Selection
++++++++

Buddha,

Wow, what a great explanation! Thanks much.

I am currently reading the Emacs manual and plan to investigate QtCreator
and Eclipse based on the recommendations above. Anjuta is no longer a
consideration based on negative reviews that I read.

AFAIK, QtCreator does not address 'C'. I presume C and C++ are similar
enough to suffice.

There is a great comparison page on Wikipedia:
http://en.wikipedia.org/wiki/Comparison_of_integrated_development_environments#C.2FC.2B.2B

I will keep you posted. Thanks to all for your input.

Paul



On Wed, Mar 20, 2013 at 11:13 AM, Buddha Buck <blaisepas...@gmail.com>wrote:

> Paul,
>
> As should be clear from the other responses, there's no clear "if you work
> in C/C++, then this is the IDE you should use".  Both languages have been
> around for a very long time (C since the early 1970's, C++ since the mid
> 1980's), and have been used across a large number of different
> environments, there's no category-killer.
>
> Both C and C++ are old enough languages that they have a certain amount of
> cruft in their design with makes it hard for IDEs to get their hooks into
> them to provide "advanced" services.  For instance, while there are
> "refactoring" tools for Java and C# that work with popular IDEs for those
> languages, there are none for C/C++.  So most IDEs for C/C++ are mainly
> glorified text editors with syntax highlighting and shortcuts to call
> compilers, source control systems, debuggers, and other development tools.
>  There are source browsers available (allowing you to go to function/class
> definitions, etc), but they are generally not as sophisticated as those in
> newer languages.

++++++++

Material provided
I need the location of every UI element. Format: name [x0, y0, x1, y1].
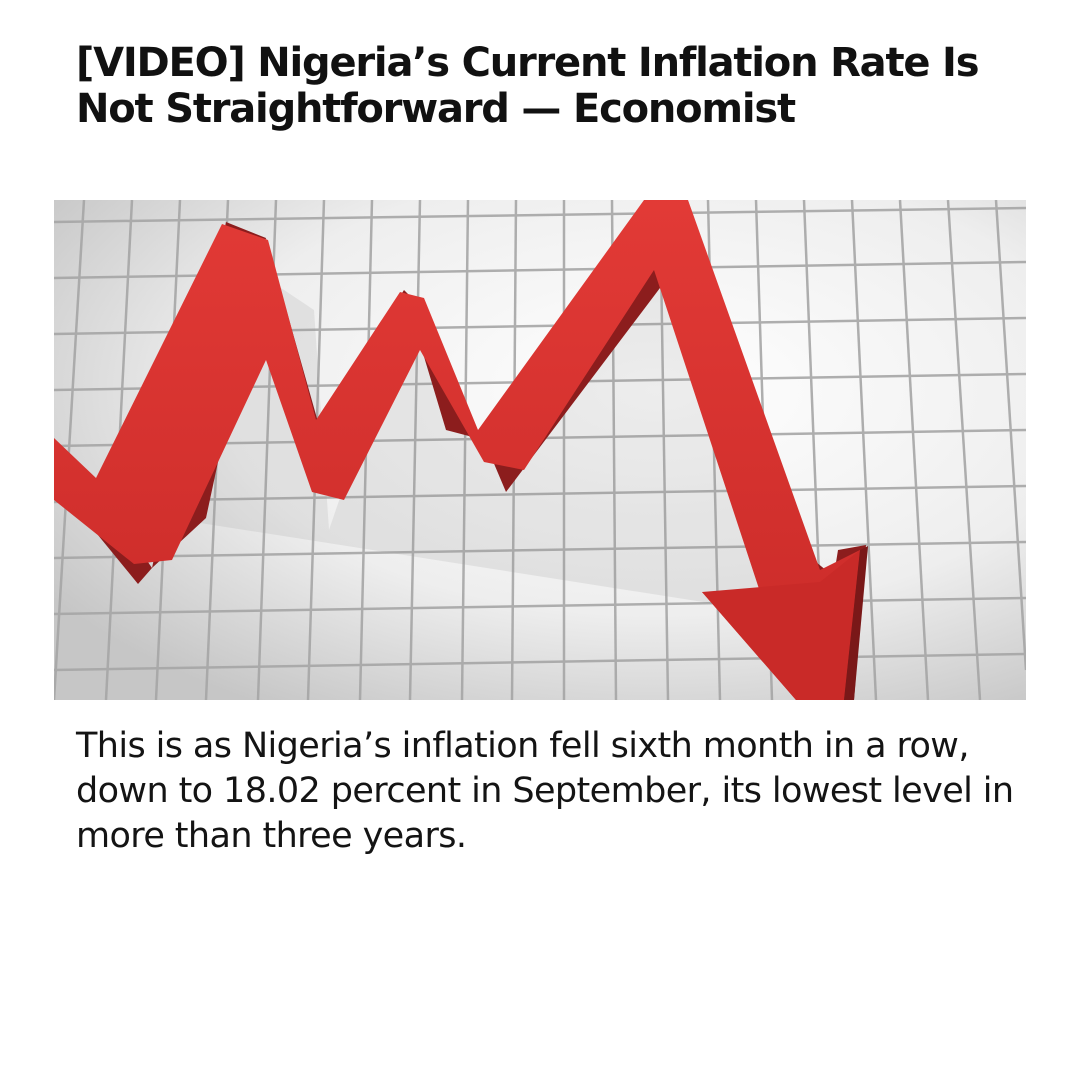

++++++++

Answer these questions about the email on choosing an IDE for C and C++:
(a) Which IDE does Paul say he is no longer considering, and why?
(b) When did C and C++ each first appear, according to Buddha Buck's message?
(c) What kind of tools does Buddha Buck say exist for Java and C# but not for C/C++?

(a) Anjuta, because of negative reviews he read.
(b) C appeared in the early 1970s and C++ in the mid 1980s.
(c) Refactoring tools that work with popular IDEs.